━━ VORLIEGENDER TEXT
Am 19. Januar ging es in der Ratsversammlung ja auch um die mögliche Überarbeitung der Informationsfreiheitssatzung der Stadt, wenn dann endlich mal das Transparenzgesetz des Freistaats Sachsen beschlossen ist. Dann wird es vielleicht auch leichter, Weisungen aus der Stadtverwaltung anschauen zu dürfen. Manchmal aber reicht schon das beharrliche Nachfragen im Stadtrat, um ein unverständliches Verwaltungshandeln zu ändern. Ein paar erstaunliche Auskünfte an die Freibeuter.
Die haben ja nun seit über einem Jahr Druck gemacht zu erfahren, was denn nun in den Weisungen des Ordnungsamtes zum Umgang mit falsch geparkten Kraftfahrzeugen steht. Ein Vorgang, der schon deshalb immer dubioser erschien, weil die Verwaltung zwischenzeitlich auch ihre Argumentationsschiene änderte.
━━━━
IHRE AUFGABEN:
a - Welchen Grund nennt der Text zu den Parkweisungen des Ordnungsamtes dafür, dass der Vorgang zunehmend dubios wirkte? Erläutern Sie das in ein bis drei Sätzen.
b - Schreiben Sie den Text über die Weisungen zum Umgang mit falsch geparkten Fahrzeugen im Anschluss an seinen letzten Satz weiter.
━━ BEREITGESTELLTE EINTRÄGE
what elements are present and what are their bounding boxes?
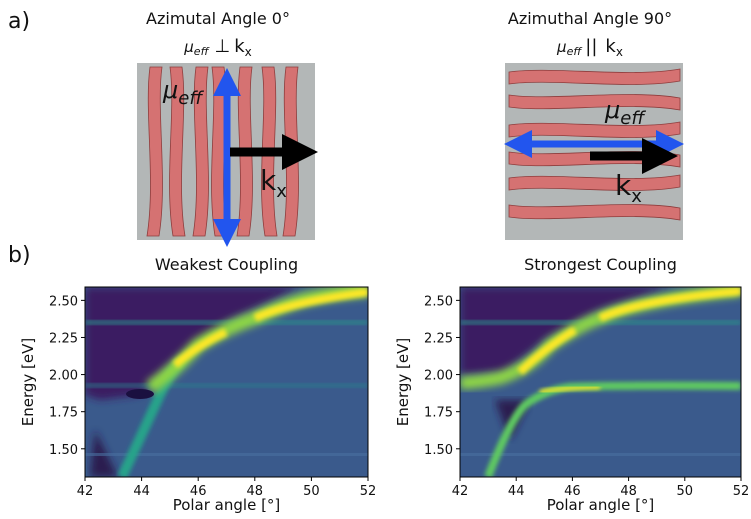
relation: μeff || kx xyxy=(556,36,623,59)
chart-title: Weakest Coupling xyxy=(155,255,298,274)
chart-title: Strongest Coupling xyxy=(524,255,677,274)
y-tick-label: 2.50 xyxy=(424,294,453,309)
y-tick-label: 1.50 xyxy=(49,443,78,458)
y-tick-label: 2.25 xyxy=(49,331,78,346)
k: k xyxy=(605,36,616,57)
k-label: kx xyxy=(615,169,642,207)
k-sub: x xyxy=(616,45,623,59)
x-tick-label: 44 xyxy=(508,484,525,499)
y-axis-label: Energy [eV] xyxy=(19,338,37,426)
y-tick-label: 2.50 xyxy=(49,294,78,309)
mu: μ xyxy=(556,38,567,56)
x-axis-label: Polar angle [°] xyxy=(173,496,281,514)
y-tick-label: 2.00 xyxy=(49,369,78,384)
x-tick-label: 42 xyxy=(452,484,469,499)
x-tick-label: 52 xyxy=(733,484,750,499)
heatmap-image xyxy=(85,287,368,477)
x-tick-label: 50 xyxy=(677,484,694,499)
mu-label: μeff xyxy=(604,96,646,129)
x-tick-label: 44 xyxy=(133,484,150,499)
schematic-title: Azimuthal Angle 90° xyxy=(508,9,672,28)
ribbon xyxy=(508,174,681,191)
plot-frame xyxy=(84,286,369,478)
y-tick-label: 1.75 xyxy=(424,406,453,421)
ribbon xyxy=(508,204,681,221)
mu-sub: eff xyxy=(567,45,583,58)
ribbon xyxy=(169,66,186,237)
mu-sub: eff xyxy=(178,88,204,109)
k-sub: x xyxy=(276,181,287,202)
heatmap-image xyxy=(460,287,741,477)
x-tick-label: 48 xyxy=(247,484,264,499)
k-label: kx xyxy=(260,164,287,202)
y-tick-label: 1.50 xyxy=(424,443,453,458)
x-tick-label: 42 xyxy=(77,484,94,499)
y-tick-label: 1.75 xyxy=(49,406,78,421)
k: k xyxy=(260,164,277,197)
y-tick-label: 2.25 xyxy=(424,331,453,346)
k-sub: x xyxy=(631,186,642,207)
k-sub: x xyxy=(245,45,252,59)
relation-symbol: ⊥ xyxy=(215,36,231,57)
x-axis-label: Polar angle [°] xyxy=(547,496,655,514)
k: k xyxy=(234,36,245,57)
x-tick-label: 46 xyxy=(190,484,207,499)
mu: μ xyxy=(162,76,178,104)
k: k xyxy=(615,169,632,202)
ribbon xyxy=(192,66,209,237)
mu-sub: eff xyxy=(620,108,646,129)
schematic-title: Azimutal Angle 0° xyxy=(146,9,290,28)
relation-symbol: || xyxy=(585,36,597,57)
ribbon xyxy=(508,68,681,85)
relation: μeff ⊥ kx xyxy=(183,36,252,59)
x-tick-label: 52 xyxy=(360,484,377,499)
y-tick-label: 2.00 xyxy=(424,369,453,384)
y-axis-label: Energy [eV] xyxy=(394,338,412,426)
x-tick-label: 50 xyxy=(303,484,320,499)
ribbon xyxy=(146,66,163,237)
plot-frame xyxy=(459,286,742,478)
mu: μ xyxy=(183,38,194,56)
panel-label: b) xyxy=(8,243,31,268)
mu: μ xyxy=(604,96,620,124)
mu-sub: eff xyxy=(194,45,210,58)
panel-label: a) xyxy=(8,9,30,34)
ribbon xyxy=(508,94,681,111)
x-tick-label: 46 xyxy=(564,484,581,499)
x-tick-label: 48 xyxy=(620,484,637,499)
mu-label: μeff xyxy=(162,76,204,109)
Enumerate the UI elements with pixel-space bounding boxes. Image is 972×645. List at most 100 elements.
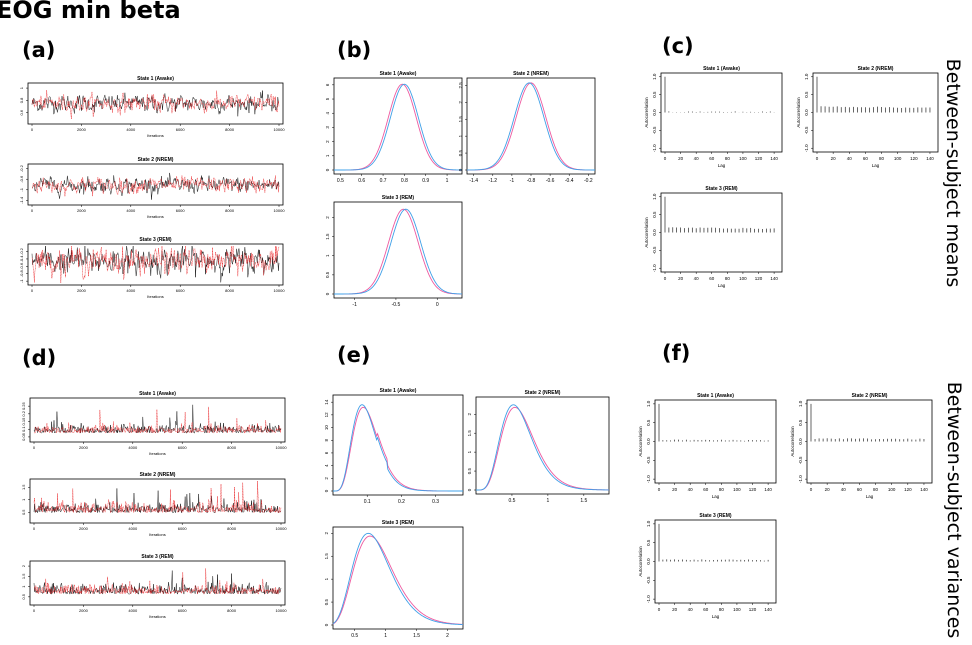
━━━━
ANTWORTEN:
a - Der Vorgang erschien schon deshalb immer dubioser, weil die Verwaltung zwischenzeitlich ihre Argumentationsschiene änderte.

b -
Was natürlich das Misstrauen schürt: Gab es also ganz unterschiedliche Anweisungen? Und wie geht das Ordnungsamt jetzt nach dem großen Aufruhr im Stadtrat damit um?„Mit dem Verwaltungsstandpunkt VII-A-00898-VSP-01 zu unserem Antrag ‚Abschleppen von verkehrsbehindernd geparkten Kraftfahrzeugen‘ wurde vom Ordnungsamt der Stadt Leipzig eine fehlerhafte Rechtsgrundlage kommuniziert. Durch das von der Stadt Leipzig beauftragte Rechtsgutachten wurde eine andere Rechtslage festgestellt“, stellte die Freibeuter-Fraktion gleich mal in der Einführung ihrer neuesten Anfrage zu diesem Thema fest.
Hat das Ordnungsamt seine Praxis also inzwischen geändert?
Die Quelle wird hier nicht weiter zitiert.